### BRIEF
What follows is a set of records; restate each one word for word and drop the pictures.

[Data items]
====

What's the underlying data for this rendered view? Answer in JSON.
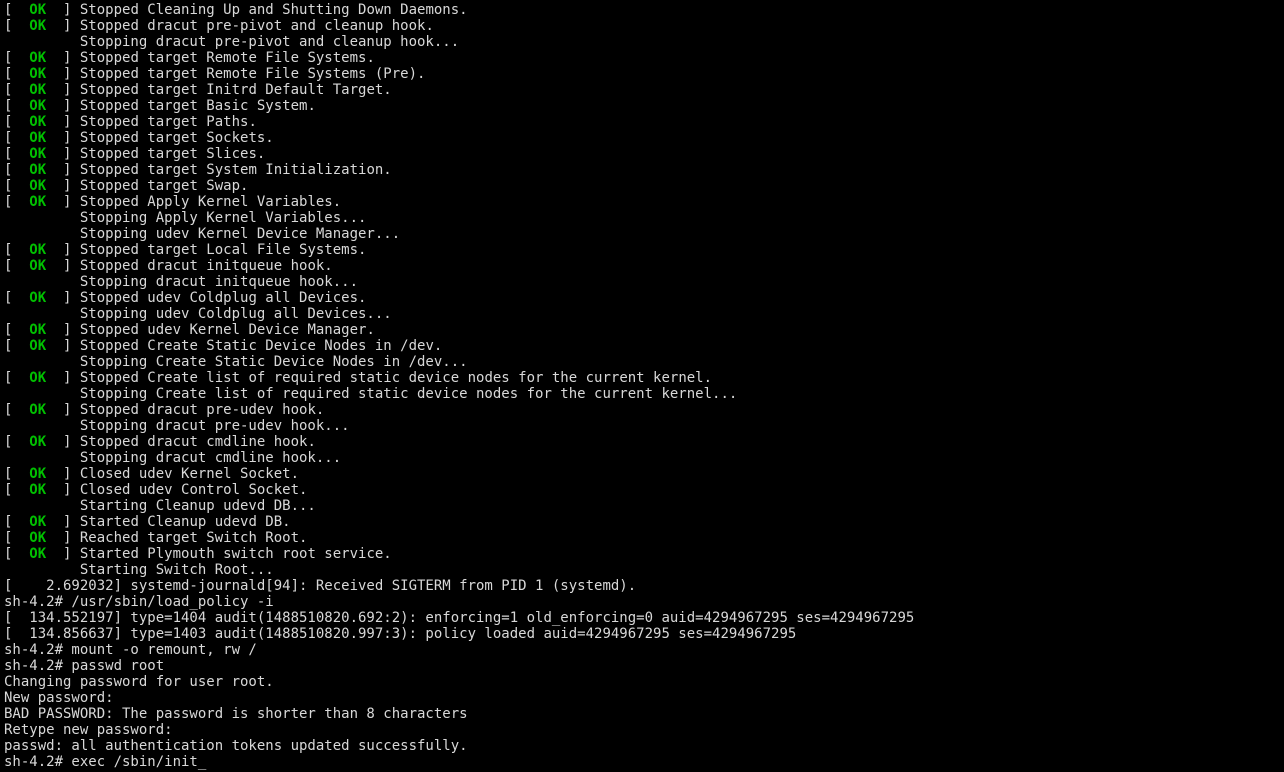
{
  "lines": [
    {
      "type": "ok",
      "text": "Stopped Cleaning Up and Shutting Down Daemons."
    },
    {
      "type": "ok",
      "text": "Stopped dracut pre-pivot and cleanup hook."
    },
    {
      "type": "plain",
      "text": "         Stopping dracut pre-pivot and cleanup hook..."
    },
    {
      "type": "ok",
      "text": "Stopped target Remote File Systems."
    },
    {
      "type": "ok",
      "text": "Stopped target Remote File Systems (Pre)."
    },
    {
      "type": "ok",
      "text": "Stopped target Initrd Default Target."
    },
    {
      "type": "ok",
      "text": "Stopped target Basic System."
    },
    {
      "type": "ok",
      "text": "Stopped target Paths."
    },
    {
      "type": "ok",
      "text": "Stopped target Sockets."
    },
    {
      "type": "ok",
      "text": "Stopped target Slices."
    },
    {
      "type": "ok",
      "text": "Stopped target System Initialization."
    },
    {
      "type": "ok",
      "text": "Stopped target Swap."
    },
    {
      "type": "ok",
      "text": "Stopped Apply Kernel Variables."
    },
    {
      "type": "plain",
      "text": "         Stopping Apply Kernel Variables..."
    },
    {
      "type": "plain",
      "text": "         Stopping udev Kernel Device Manager..."
    },
    {
      "type": "ok",
      "text": "Stopped target Local File Systems."
    },
    {
      "type": "ok",
      "text": "Stopped dracut initqueue hook."
    },
    {
      "type": "plain",
      "text": "         Stopping dracut initqueue hook..."
    },
    {
      "type": "ok",
      "text": "Stopped udev Coldplug all Devices."
    },
    {
      "type": "plain",
      "text": "         Stopping udev Coldplug all Devices..."
    },
    {
      "type": "ok",
      "text": "Stopped udev Kernel Device Manager."
    },
    {
      "type": "ok",
      "text": "Stopped Create Static Device Nodes in /dev."
    },
    {
      "type": "plain",
      "text": "         Stopping Create Static Device Nodes in /dev..."
    },
    {
      "type": "ok",
      "text": "Stopped Create list of required static device nodes for the current kernel."
    },
    {
      "type": "plain",
      "text": "         Stopping Create list of required static device nodes for the current kernel..."
    },
    {
      "type": "ok",
      "text": "Stopped dracut pre-udev hook."
    },
    {
      "type": "plain",
      "text": "         Stopping dracut pre-udev hook..."
    },
    {
      "type": "ok",
      "text": "Stopped dracut cmdline hook."
    },
    {
      "type": "plain",
      "text": "         Stopping dracut cmdline hook..."
    },
    {
      "type": "ok",
      "text": "Closed udev Kernel Socket."
    },
    {
      "type": "ok",
      "text": "Closed udev Control Socket."
    },
    {
      "type": "plain",
      "text": "         Starting Cleanup udevd DB..."
    },
    {
      "type": "ok",
      "text": "Started Cleanup udevd DB."
    },
    {
      "type": "ok",
      "text": "Reached target Switch Root."
    },
    {
      "type": "ok",
      "text": "Started Plymouth switch root service."
    },
    {
      "type": "plain",
      "text": "         Starting Switch Root..."
    },
    {
      "type": "plain",
      "text": "[    2.692032] systemd-journald[94]: Received SIGTERM from PID 1 (systemd)."
    },
    {
      "type": "plain",
      "text": "sh-4.2# /usr/sbin/load_policy -i"
    },
    {
      "type": "plain",
      "text": "[  134.552197] type=1404 audit(1488510820.692:2): enforcing=1 old_enforcing=0 auid=4294967295 ses=4294967295"
    },
    {
      "type": "plain",
      "text": "[  134.856637] type=1403 audit(1488510820.997:3): policy loaded auid=4294967295 ses=4294967295"
    },
    {
      "type": "plain",
      "text": "sh-4.2# mount -o remount, rw /"
    },
    {
      "type": "plain",
      "text": "sh-4.2# passwd root"
    },
    {
      "type": "plain",
      "text": "Changing password for user root."
    },
    {
      "type": "plain",
      "text": "New password:"
    },
    {
      "type": "plain",
      "text": "BAD PASSWORD: The password is shorter than 8 characters"
    },
    {
      "type": "plain",
      "text": "Retype new password:"
    },
    {
      "type": "plain",
      "text": "passwd: all authentication tokens updated successfully."
    },
    {
      "type": "plain",
      "text": "sh-4.2# exec /sbin/init_"
    }
  ],
  "status_label": "OK"
}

====

### RESULT
What's the underlying data for this rendered view? Answer in JSON.
{
  "lines": [
    {
      "type": "ok",
      "text": "Stopped Cleaning Up and Shutting Down Daemons."
    },
    {
      "type": "ok",
      "text": "Stopped dracut pre-pivot and cleanup hook."
    },
    {
      "type": "plain",
      "text": "         Stopping dracut pre-pivot and cleanup hook..."
    },
    {
      "type": "ok",
      "text": "Stopped target Remote File Systems."
    },
    {
      "type": "ok",
      "text": "Stopped target Remote File Systems (Pre)."
    },
    {
      "type": "ok",
      "text": "Stopped target Initrd Default Target."
    },
    {
      "type": "ok",
      "text": "Stopped target Basic System."
    },
    {
      "type": "ok",
      "text": "Stopped target Paths."
    },
    {
      "type": "ok",
      "text": "Stopped target Sockets."
    },
    {
      "type": "ok",
      "text": "Stopped target Slices."
    },
    {
      "type": "ok",
      "text": "Stopped target System Initialization."
    },
    {
      "type": "ok",
      "text": "Stopped target Swap."
    },
    {
      "type": "ok",
      "text": "Stopped Apply Kernel Variables."
    },
    {
      "type": "plain",
      "text": "         Stopping Apply Kernel Variables..."
    },
    {
      "type": "plain",
      "text": "         Stopping udev Kernel Device Manager..."
    },
    {
      "type": "ok",
      "text": "Stopped target Local File Systems."
    },
    {
      "type": "ok",
      "text": "Stopped dracut initqueue hook."
    },
    {
      "type": "plain",
      "text": "         Stopping dracut initqueue hook..."
    },
    {
      "type": "ok",
      "text": "Stopped udev Coldplug all Devices."
    },
    {
      "type": "plain",
      "text": "         Stopping udev Coldplug all Devices..."
    },
    {
      "type": "ok",
      "text": "Stopped udev Kernel Device Manager."
    },
    {
      "type": "ok",
      "text": "Stopped Create Static Device Nodes in /dev."
    },
    {
      "type": "plain",
      "text": "         Stopping Create Static Device Nodes in /dev..."
    },
    {
      "type": "ok",
      "text": "Stopped Create list of required static device nodes for the current kernel."
    },
    {
      "type": "plain",
      "text": "         Stopping Create list of required static device nodes for the current kernel..."
    },
    {
      "type": "ok",
      "text": "Stopped dracut pre-udev hook."
    },
    {
      "type": "plain",
      "text": "         Stopping dracut pre-udev hook..."
    },
    {
      "type": "ok",
      "text": "Stopped dracut cmdline hook."
    },
    {
      "type": "plain",
      "text": "         Stopping dracut cmdline hook..."
    },
    {
      "type": "ok",
      "text": "Closed udev Kernel Socket."
    },
    {
      "type": "ok",
      "text": "Closed udev Control Socket."
    },
    {
      "type": "plain",
      "text": "         Starting Cleanup udevd DB..."
    },
    {
      "type": "ok",
      "text": "Started Cleanup udevd DB."
    },
    {
      "type": "ok",
      "text": "Reached target Switch Root."
    },
    {
      "type": "ok",
      "text": "Started Plymouth switch root service."
    },
    {
      "type": "plain",
      "text": "         Starting Switch Root..."
    },
    {
      "type": "plain",
      "text": "[    2.692032] systemd-journald[94]: Received SIGTERM from PID 1 (systemd)."
    },
    {
      "type": "plain",
      "text": "sh-4.2# /usr/sbin/load_policy -i"
    },
    {
      "type": "plain",
      "text": "[  134.552197] type=1404 audit(1488510820.692:2): enforcing=1 old_enforcing=0 auid=4294967295 ses=4294967295"
    },
    {
      "type": "plain",
      "text": "[  134.856637] type=1403 audit(1488510820.997:3): policy loaded auid=4294967295 ses=4294967295"
    },
    {
      "type": "plain",
      "text": "sh-4.2# mount -o remount, rw /"
    },
    {
      "type": "plain",
      "text": "sh-4.2# passwd root"
    },
    {
      "type": "plain",
      "text": "Changing password for user root."
    },
    {
      "type": "plain",
      "text": "New password:"
    },
    {
      "type": "plain",
      "text": "BAD PASSWORD: The password is shorter than 8 characters"
    },
    {
      "type": "plain",
      "text": "Retype new password:"
    },
    {
      "type": "plain",
      "text": "passwd: all authentication tokens updated successfully."
    },
    {
      "type": "plain",
      "text": "sh-4.2# exec /sbin/init_"
    }
  ],
  "status_label": "OK"
}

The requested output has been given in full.